Challenge: Take every line that has the string "name" and copy it out.

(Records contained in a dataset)
----------------

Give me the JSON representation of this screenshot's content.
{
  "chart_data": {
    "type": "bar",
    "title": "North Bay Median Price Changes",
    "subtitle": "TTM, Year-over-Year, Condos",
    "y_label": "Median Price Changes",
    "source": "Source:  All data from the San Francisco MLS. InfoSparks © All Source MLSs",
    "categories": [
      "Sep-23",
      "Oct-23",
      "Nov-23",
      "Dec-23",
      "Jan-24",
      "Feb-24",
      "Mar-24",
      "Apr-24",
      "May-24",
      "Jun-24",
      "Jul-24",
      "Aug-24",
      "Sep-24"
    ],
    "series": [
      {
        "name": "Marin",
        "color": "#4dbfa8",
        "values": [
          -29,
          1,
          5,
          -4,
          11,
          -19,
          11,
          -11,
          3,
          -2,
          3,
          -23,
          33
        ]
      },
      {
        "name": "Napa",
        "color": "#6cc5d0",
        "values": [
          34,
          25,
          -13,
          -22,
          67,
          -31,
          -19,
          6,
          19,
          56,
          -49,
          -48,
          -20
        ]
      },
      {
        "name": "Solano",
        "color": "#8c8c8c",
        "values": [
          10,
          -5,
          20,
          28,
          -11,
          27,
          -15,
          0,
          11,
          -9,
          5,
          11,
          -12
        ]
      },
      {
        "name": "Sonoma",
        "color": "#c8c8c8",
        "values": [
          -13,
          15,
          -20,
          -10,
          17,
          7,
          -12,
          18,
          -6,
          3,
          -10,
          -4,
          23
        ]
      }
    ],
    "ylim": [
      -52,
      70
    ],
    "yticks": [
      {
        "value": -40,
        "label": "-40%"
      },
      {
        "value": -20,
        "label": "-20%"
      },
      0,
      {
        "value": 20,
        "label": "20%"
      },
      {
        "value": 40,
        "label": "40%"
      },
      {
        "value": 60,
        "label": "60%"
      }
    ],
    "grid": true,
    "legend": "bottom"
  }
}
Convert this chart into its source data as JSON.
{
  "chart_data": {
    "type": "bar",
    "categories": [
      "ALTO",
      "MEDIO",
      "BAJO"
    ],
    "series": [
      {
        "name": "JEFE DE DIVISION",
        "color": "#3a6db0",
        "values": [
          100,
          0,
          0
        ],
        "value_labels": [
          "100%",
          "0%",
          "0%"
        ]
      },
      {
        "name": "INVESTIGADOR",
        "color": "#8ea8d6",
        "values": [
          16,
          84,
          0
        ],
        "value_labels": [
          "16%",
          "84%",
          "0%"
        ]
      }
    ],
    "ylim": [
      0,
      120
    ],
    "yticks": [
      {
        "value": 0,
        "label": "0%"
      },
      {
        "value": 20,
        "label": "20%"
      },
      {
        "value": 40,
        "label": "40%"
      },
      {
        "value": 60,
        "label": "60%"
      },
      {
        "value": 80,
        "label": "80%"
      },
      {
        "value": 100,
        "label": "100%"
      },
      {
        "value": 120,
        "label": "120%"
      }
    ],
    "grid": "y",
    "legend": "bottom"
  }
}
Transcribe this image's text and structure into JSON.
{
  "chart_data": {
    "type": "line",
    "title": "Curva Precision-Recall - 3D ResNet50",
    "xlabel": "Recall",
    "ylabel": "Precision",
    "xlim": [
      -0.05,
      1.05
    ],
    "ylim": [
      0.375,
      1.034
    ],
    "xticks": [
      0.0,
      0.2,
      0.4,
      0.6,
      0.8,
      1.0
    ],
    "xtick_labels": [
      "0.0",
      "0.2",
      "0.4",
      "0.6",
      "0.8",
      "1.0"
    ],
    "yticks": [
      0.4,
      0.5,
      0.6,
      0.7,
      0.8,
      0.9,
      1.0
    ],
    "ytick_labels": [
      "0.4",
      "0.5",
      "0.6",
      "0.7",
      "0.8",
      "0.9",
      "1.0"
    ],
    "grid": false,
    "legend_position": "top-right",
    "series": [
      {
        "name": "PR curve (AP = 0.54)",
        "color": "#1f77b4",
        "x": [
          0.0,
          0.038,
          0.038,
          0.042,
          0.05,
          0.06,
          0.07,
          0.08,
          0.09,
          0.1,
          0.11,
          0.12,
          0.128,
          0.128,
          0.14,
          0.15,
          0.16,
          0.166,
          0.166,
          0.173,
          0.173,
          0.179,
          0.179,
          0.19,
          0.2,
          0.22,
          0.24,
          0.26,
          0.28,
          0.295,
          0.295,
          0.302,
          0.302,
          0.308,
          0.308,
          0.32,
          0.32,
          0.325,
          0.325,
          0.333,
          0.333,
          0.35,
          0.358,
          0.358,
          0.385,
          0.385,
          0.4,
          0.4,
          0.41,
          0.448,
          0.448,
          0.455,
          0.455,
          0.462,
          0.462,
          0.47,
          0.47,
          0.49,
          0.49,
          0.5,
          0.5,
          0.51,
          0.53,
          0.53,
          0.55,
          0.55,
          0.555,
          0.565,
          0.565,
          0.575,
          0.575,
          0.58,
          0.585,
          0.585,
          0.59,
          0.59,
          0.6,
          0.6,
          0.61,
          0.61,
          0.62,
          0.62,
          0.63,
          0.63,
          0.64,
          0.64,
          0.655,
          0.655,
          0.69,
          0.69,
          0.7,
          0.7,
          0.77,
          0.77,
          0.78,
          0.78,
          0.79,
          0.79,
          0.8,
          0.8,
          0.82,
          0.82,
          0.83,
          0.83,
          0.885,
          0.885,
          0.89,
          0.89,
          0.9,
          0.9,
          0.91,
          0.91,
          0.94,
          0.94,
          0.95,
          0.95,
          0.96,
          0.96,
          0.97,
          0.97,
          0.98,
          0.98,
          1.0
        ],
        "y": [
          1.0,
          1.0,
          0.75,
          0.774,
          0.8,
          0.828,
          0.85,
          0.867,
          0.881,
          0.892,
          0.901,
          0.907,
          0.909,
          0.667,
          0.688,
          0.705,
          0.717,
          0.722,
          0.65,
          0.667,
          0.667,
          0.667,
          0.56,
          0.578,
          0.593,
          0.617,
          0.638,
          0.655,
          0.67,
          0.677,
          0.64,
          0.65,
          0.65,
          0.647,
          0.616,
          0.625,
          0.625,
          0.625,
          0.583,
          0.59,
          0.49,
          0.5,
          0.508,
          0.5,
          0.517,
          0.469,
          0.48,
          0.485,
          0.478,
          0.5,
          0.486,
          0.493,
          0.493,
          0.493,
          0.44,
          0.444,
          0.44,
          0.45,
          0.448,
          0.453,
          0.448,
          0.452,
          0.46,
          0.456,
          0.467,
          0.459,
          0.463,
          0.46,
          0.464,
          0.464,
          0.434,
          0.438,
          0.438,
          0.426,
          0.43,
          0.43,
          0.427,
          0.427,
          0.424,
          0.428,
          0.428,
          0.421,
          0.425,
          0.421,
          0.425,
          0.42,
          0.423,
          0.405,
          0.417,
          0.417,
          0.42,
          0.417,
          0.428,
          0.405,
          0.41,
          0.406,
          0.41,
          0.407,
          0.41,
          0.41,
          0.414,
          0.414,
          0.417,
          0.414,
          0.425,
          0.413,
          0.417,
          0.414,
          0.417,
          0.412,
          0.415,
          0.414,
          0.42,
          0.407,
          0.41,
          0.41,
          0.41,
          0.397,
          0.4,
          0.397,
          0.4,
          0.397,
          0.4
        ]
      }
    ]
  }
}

----------------

Response:
        "name": "Marin",
        "name": "Napa",
        "name": "Solano",
        "name": "Sonoma",
        "name": "JEFE DE DIVISION",
        "name": "INVESTIGADOR",
        "name": "PR curve (AP = 0.54)",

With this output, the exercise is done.